%%
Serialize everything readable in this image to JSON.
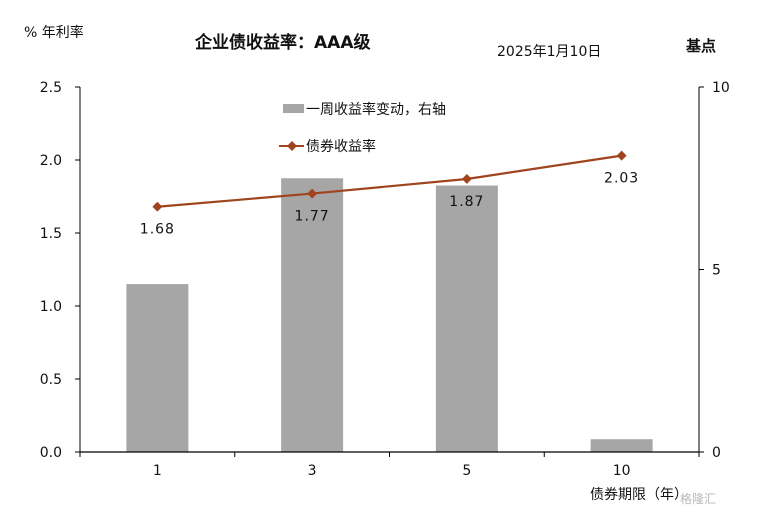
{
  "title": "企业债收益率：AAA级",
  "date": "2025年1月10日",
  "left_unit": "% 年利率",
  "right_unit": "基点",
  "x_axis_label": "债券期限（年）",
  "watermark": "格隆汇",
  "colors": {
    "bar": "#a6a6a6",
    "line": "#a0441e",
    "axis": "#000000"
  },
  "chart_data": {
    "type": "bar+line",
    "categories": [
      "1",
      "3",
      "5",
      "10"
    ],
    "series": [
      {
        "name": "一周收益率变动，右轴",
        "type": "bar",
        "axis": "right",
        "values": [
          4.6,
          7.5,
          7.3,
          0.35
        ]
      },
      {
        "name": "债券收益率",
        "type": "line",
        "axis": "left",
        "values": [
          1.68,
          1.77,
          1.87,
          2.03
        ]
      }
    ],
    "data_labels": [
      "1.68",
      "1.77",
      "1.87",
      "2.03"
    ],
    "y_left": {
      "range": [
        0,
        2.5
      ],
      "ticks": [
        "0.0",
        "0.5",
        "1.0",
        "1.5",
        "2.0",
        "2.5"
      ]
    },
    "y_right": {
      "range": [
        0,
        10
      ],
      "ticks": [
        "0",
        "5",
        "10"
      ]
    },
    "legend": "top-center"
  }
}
%%
*Your goal*
Copy the whole of the material above exactly, but not its images.

*Solved problem*
Serialize everything readable in this image to JSON.
{
  "title": "企业债收益率：AAA级",
  "date": "2025年1月10日",
  "left_unit": "% 年利率",
  "right_unit": "基点",
  "x_axis_label": "债券期限（年）",
  "watermark": "格隆汇",
  "colors": {
    "bar": "#a6a6a6",
    "line": "#a0441e",
    "axis": "#000000"
  },
  "chart_data": {
    "type": "bar+line",
    "categories": [
      "1",
      "3",
      "5",
      "10"
    ],
    "series": [
      {
        "name": "一周收益率变动，右轴",
        "type": "bar",
        "axis": "right",
        "values": [
          4.6,
          7.5,
          7.3,
          0.35
        ]
      },
      {
        "name": "债券收益率",
        "type": "line",
        "axis": "left",
        "values": [
          1.68,
          1.77,
          1.87,
          2.03
        ]
      }
    ],
    "data_labels": [
      "1.68",
      "1.77",
      "1.87",
      "2.03"
    ],
    "y_left": {
      "range": [
        0,
        2.5
      ],
      "ticks": [
        "0.0",
        "0.5",
        "1.0",
        "1.5",
        "2.0",
        "2.5"
      ]
    },
    "y_right": {
      "range": [
        0,
        10
      ],
      "ticks": [
        "0",
        "5",
        "10"
      ]
    },
    "legend": "top-center"
  }
}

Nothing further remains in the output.